Requirements:
Note each line that includes the word "response". Copy those lines.

[Records from a data collection]

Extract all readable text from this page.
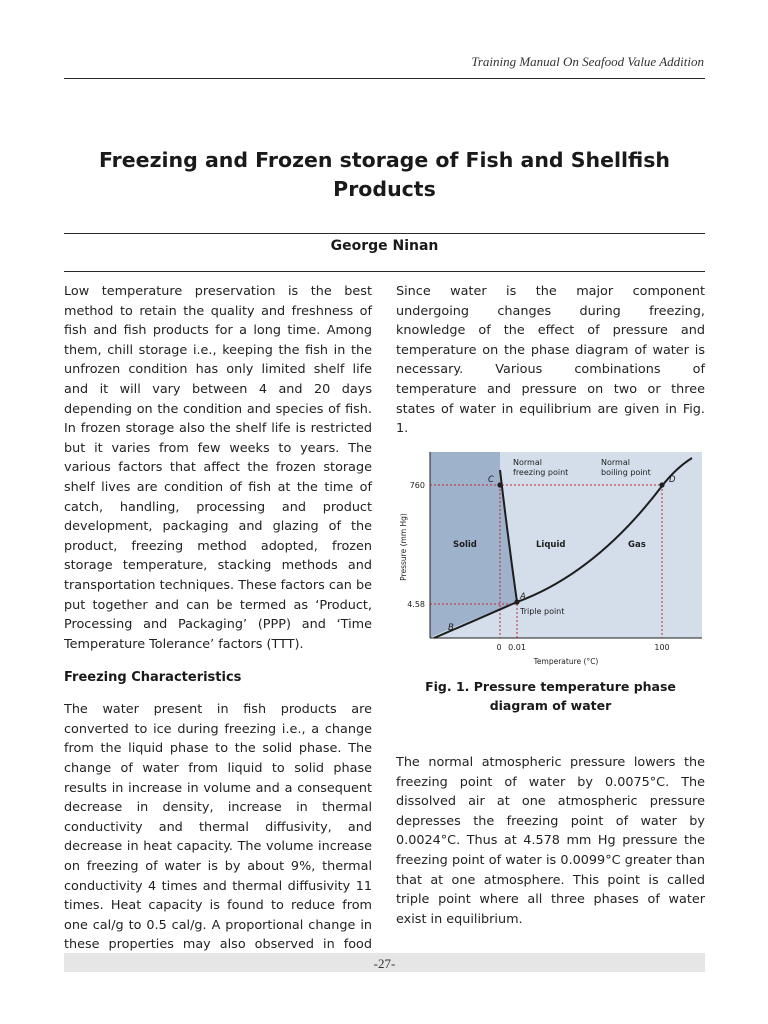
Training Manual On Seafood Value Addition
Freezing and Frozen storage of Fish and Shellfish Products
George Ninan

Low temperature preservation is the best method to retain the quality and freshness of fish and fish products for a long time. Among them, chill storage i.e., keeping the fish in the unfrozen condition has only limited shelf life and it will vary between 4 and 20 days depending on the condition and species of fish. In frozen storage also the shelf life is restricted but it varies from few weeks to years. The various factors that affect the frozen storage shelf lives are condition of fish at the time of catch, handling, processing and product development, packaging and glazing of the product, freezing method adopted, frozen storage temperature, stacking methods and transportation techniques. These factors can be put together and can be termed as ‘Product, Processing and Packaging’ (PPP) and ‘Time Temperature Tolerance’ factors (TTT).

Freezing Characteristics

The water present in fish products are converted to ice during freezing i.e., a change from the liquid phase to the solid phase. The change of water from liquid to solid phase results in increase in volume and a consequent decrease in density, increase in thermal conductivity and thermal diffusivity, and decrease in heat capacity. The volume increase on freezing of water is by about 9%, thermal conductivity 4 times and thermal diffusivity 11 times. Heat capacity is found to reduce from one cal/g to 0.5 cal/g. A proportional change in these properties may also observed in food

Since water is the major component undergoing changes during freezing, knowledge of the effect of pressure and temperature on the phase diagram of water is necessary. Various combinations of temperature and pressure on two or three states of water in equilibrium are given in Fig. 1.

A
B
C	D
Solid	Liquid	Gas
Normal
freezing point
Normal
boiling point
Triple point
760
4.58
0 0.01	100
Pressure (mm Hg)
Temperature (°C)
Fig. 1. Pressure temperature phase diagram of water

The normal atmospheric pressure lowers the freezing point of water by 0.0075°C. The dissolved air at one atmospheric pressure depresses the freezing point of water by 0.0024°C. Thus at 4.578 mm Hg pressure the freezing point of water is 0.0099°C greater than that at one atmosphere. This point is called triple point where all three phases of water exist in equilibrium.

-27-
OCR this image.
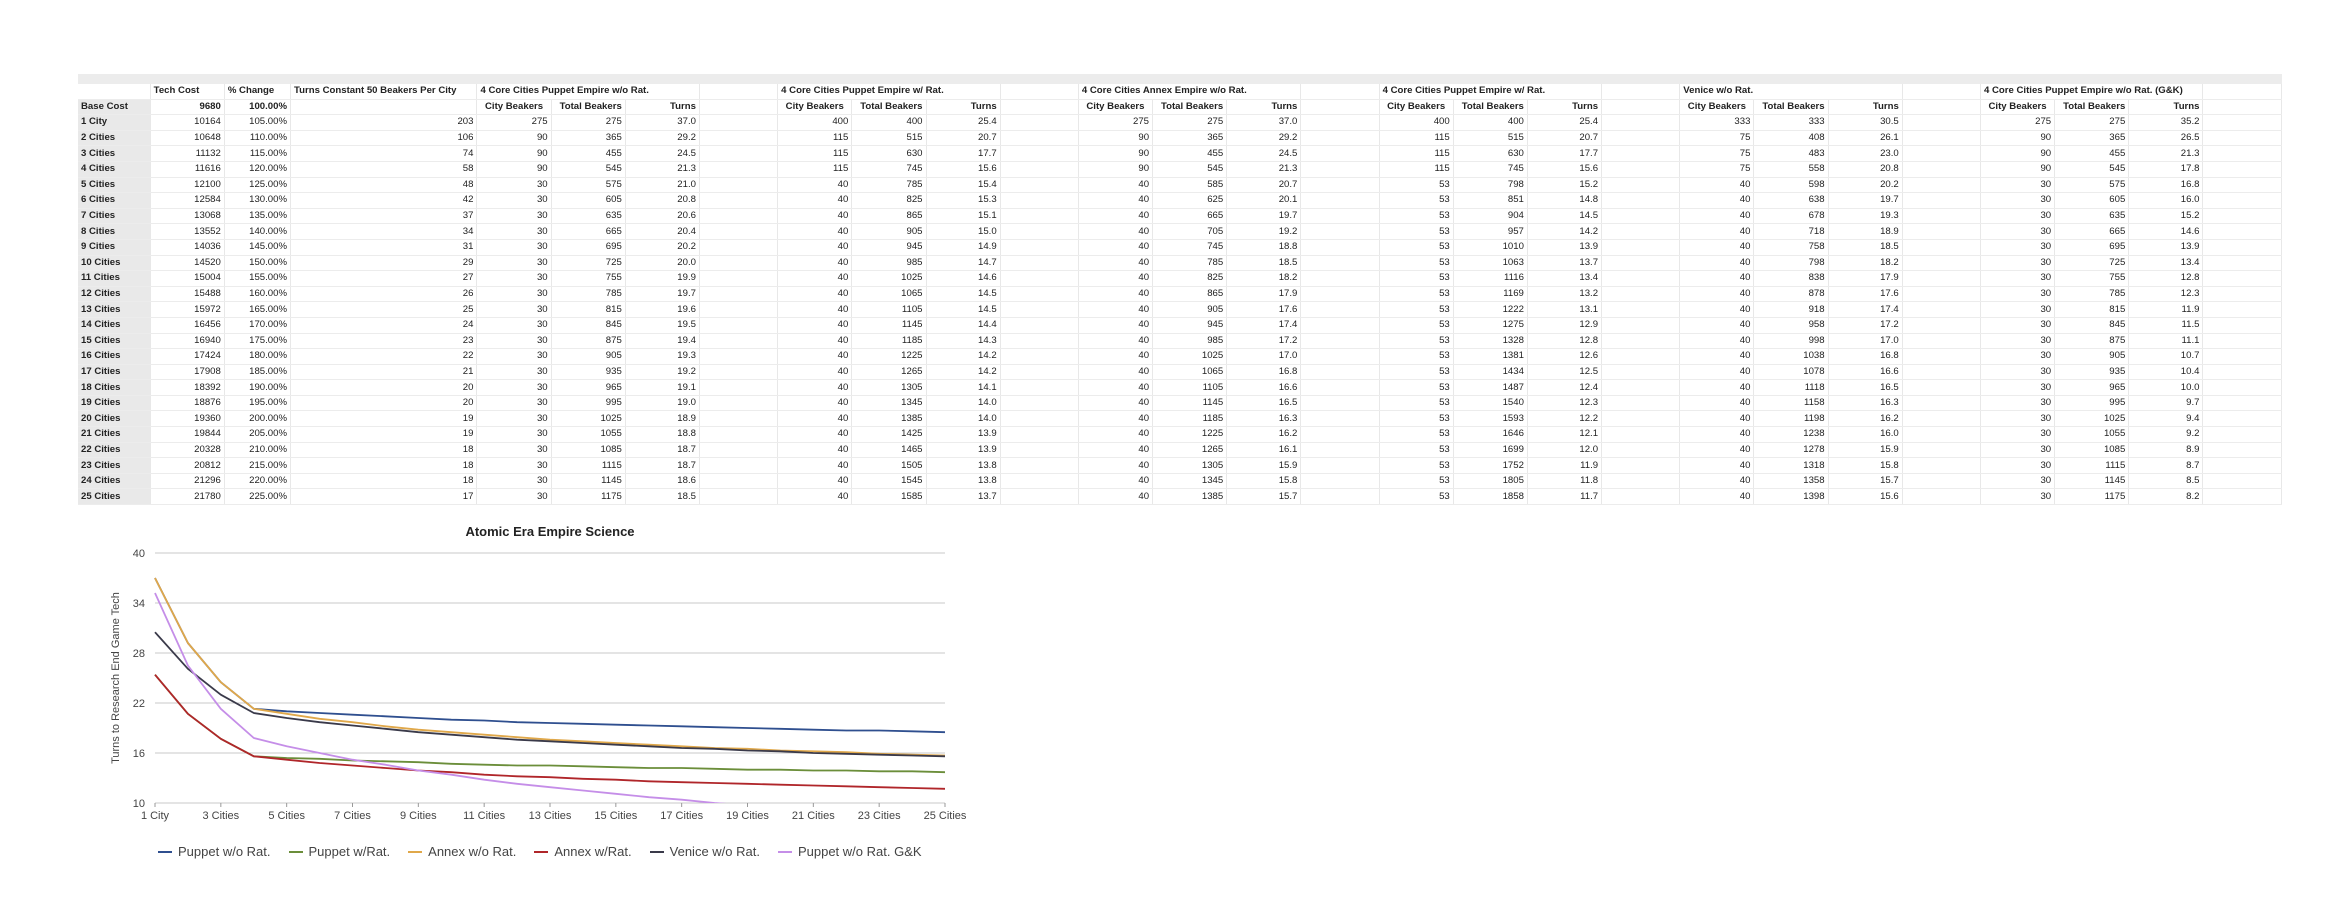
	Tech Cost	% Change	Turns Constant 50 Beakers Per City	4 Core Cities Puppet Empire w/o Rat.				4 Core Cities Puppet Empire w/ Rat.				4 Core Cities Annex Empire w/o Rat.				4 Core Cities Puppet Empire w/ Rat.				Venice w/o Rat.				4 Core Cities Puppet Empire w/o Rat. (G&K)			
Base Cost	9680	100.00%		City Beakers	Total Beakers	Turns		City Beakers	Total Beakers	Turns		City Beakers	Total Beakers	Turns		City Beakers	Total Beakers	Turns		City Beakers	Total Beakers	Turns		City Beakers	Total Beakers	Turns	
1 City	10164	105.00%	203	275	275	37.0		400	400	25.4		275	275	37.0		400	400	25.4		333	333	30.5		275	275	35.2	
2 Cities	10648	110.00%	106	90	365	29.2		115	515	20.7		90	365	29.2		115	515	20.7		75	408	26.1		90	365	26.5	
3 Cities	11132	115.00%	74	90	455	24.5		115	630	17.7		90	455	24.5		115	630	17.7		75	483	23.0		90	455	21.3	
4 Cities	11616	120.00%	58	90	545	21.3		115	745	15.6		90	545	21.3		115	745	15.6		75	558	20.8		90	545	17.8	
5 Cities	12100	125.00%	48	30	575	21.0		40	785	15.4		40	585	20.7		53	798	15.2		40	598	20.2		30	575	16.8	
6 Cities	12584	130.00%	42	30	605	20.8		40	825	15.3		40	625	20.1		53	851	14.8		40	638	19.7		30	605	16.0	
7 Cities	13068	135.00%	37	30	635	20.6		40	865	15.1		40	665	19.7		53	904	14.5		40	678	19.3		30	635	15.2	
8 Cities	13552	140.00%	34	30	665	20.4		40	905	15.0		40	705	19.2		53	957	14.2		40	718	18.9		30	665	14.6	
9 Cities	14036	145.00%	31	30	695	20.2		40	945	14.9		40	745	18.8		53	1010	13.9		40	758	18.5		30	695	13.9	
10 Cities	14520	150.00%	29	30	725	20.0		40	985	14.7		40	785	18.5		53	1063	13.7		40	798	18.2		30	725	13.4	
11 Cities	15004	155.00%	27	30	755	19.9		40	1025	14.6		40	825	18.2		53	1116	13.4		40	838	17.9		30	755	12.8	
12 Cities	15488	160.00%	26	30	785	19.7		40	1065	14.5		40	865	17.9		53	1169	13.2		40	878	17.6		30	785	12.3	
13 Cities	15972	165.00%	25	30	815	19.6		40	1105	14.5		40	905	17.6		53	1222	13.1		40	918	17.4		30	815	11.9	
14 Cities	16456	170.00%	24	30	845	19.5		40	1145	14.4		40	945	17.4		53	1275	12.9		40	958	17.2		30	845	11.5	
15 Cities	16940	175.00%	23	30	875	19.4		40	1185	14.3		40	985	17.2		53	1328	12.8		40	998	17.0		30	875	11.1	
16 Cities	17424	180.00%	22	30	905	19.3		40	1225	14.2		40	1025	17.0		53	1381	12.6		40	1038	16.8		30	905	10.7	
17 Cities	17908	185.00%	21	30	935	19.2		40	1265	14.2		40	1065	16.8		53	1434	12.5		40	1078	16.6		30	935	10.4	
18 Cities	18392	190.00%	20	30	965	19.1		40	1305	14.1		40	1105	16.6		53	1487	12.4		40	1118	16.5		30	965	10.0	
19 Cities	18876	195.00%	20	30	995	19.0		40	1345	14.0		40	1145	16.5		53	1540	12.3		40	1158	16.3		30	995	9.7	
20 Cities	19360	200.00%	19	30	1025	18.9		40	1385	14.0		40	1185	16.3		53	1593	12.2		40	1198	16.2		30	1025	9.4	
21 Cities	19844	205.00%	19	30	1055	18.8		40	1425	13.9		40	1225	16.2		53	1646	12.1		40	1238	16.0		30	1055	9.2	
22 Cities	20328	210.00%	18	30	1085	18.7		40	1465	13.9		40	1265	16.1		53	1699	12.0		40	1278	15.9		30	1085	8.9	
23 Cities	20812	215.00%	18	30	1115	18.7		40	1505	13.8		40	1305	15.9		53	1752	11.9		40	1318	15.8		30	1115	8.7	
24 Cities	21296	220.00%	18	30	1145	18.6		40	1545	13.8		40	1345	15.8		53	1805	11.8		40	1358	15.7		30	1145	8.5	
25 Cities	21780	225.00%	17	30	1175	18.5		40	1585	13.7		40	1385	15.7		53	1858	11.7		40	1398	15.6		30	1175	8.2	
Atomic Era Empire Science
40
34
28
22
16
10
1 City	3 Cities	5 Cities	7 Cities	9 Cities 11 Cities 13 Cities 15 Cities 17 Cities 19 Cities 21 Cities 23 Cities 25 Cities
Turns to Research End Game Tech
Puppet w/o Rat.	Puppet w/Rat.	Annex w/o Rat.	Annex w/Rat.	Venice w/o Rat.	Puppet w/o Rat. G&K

---

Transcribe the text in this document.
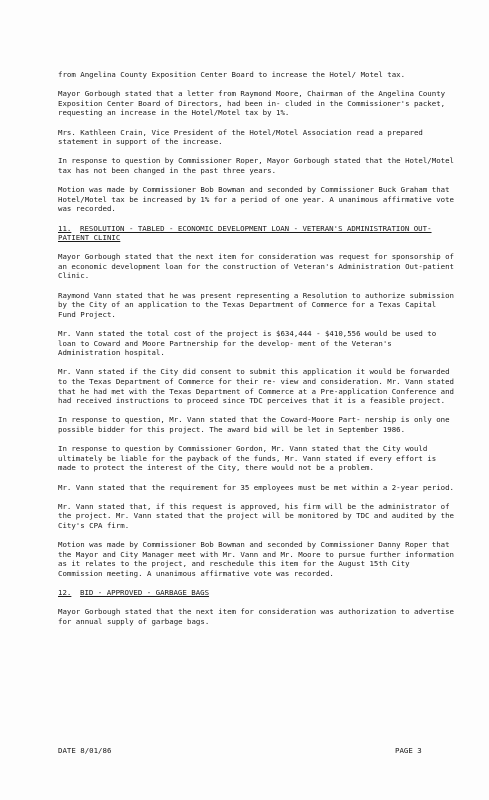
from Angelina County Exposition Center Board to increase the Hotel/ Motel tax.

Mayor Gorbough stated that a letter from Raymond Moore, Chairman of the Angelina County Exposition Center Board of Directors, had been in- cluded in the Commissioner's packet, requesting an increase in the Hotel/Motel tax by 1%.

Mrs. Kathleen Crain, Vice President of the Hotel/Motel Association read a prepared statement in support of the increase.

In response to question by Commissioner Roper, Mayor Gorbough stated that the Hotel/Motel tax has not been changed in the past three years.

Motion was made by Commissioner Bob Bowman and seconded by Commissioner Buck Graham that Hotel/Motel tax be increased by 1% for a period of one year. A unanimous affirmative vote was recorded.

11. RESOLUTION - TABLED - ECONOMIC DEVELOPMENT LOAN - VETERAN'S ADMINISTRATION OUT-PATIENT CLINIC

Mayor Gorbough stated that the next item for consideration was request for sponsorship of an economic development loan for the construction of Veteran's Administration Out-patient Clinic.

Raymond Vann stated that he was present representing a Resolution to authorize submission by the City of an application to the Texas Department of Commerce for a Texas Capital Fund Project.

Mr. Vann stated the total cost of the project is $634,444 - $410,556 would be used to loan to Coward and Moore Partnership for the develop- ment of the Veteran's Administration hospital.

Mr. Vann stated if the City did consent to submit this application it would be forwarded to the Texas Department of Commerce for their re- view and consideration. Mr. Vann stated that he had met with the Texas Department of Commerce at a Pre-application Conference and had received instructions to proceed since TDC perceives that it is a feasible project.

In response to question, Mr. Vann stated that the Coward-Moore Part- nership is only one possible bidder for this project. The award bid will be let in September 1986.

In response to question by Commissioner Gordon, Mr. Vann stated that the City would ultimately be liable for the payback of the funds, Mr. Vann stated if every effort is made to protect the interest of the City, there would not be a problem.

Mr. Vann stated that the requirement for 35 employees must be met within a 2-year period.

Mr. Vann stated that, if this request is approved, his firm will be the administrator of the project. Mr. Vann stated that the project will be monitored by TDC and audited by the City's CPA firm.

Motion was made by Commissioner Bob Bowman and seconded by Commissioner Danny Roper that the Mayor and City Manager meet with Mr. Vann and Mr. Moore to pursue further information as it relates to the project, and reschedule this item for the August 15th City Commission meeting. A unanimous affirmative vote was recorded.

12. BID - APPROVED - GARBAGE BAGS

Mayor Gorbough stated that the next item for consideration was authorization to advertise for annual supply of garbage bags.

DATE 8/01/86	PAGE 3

Written answer:
In response to question by Commissioner Roper, Mayor Gorbough stated that the Hotel/Motel tax has not been changed in the past three years.
In response to question, Mr. Vann stated that the Coward-Moore Part- nership is only one possible bidder for this project. The award bid will be let in September 1986.
In response to question by Commissioner Gordon, Mr. Vann stated that the City would ultimately be liable for the payback of the funds, Mr. Vann stated if every effort is made to protect the interest of the City, there would not be a problem.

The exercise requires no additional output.